** Task brief **
Give the count of lines containing the string "Landing", with no other output.

** Extracted material **
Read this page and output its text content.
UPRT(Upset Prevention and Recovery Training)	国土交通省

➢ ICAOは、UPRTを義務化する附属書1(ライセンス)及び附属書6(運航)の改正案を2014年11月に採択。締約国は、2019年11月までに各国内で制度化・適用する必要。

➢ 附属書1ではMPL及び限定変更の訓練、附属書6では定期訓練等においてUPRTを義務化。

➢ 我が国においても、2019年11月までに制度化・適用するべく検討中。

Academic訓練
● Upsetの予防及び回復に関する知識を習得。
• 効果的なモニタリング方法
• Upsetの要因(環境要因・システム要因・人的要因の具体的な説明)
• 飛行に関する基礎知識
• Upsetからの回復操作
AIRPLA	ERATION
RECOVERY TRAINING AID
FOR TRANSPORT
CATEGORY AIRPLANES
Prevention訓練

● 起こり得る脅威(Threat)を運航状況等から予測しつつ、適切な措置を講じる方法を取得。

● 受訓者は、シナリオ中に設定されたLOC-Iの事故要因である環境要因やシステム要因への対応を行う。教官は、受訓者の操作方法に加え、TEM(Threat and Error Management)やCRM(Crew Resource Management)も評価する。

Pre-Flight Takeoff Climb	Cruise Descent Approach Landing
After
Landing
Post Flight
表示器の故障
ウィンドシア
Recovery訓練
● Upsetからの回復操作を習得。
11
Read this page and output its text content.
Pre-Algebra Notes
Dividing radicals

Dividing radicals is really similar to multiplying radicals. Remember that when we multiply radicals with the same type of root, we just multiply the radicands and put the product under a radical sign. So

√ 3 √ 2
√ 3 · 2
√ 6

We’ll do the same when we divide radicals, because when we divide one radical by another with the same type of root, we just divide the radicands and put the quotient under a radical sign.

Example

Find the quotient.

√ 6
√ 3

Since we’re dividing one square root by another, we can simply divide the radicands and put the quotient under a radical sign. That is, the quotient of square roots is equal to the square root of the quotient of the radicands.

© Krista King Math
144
* * *
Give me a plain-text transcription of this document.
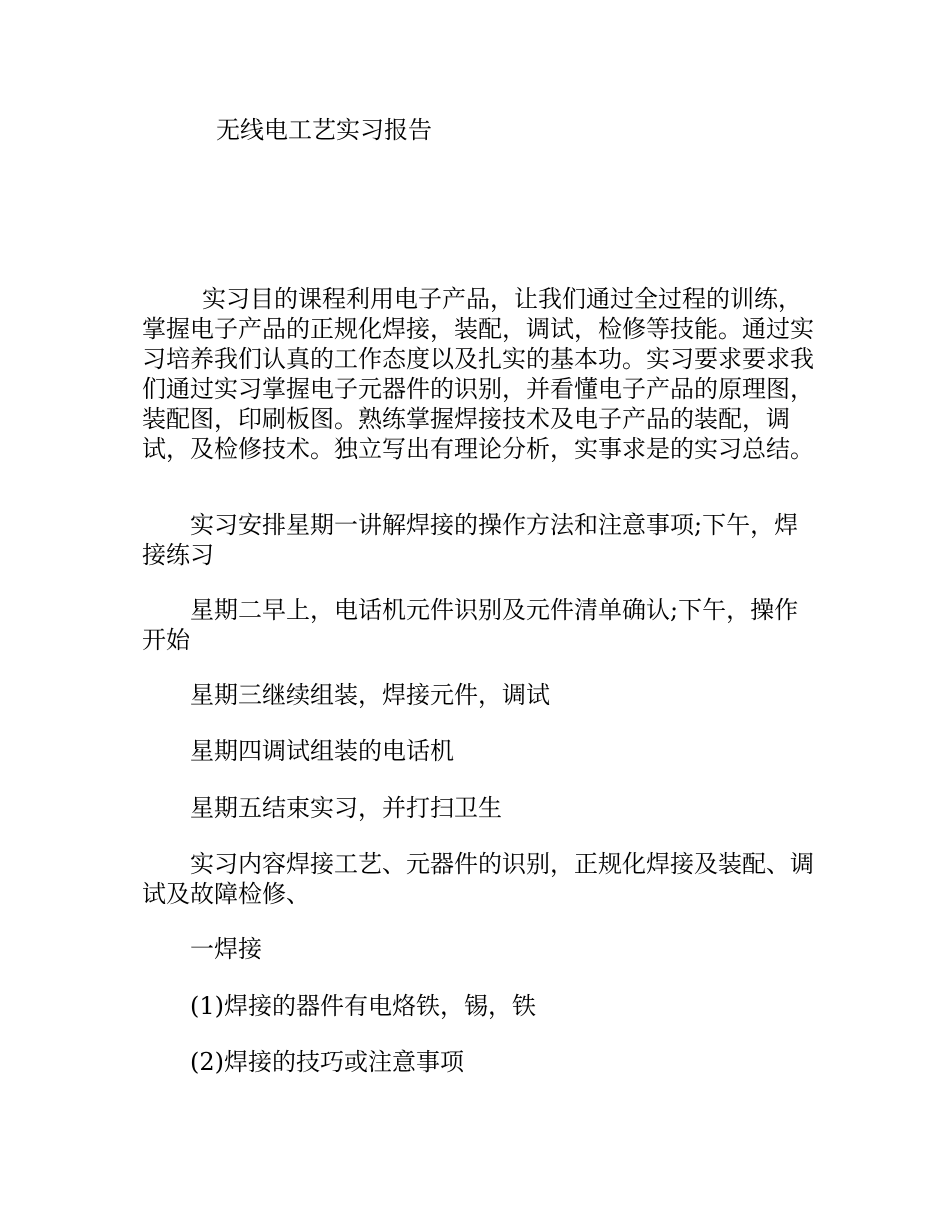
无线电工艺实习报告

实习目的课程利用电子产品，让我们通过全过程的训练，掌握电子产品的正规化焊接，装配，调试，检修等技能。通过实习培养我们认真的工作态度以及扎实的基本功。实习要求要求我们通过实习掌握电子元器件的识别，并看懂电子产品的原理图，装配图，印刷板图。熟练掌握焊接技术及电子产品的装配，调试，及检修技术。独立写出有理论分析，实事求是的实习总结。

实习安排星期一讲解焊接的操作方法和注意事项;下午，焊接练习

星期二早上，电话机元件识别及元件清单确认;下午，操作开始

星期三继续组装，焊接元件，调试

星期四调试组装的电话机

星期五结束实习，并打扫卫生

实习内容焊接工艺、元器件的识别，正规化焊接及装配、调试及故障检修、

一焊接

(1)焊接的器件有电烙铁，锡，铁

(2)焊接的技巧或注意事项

** Exercise response **
2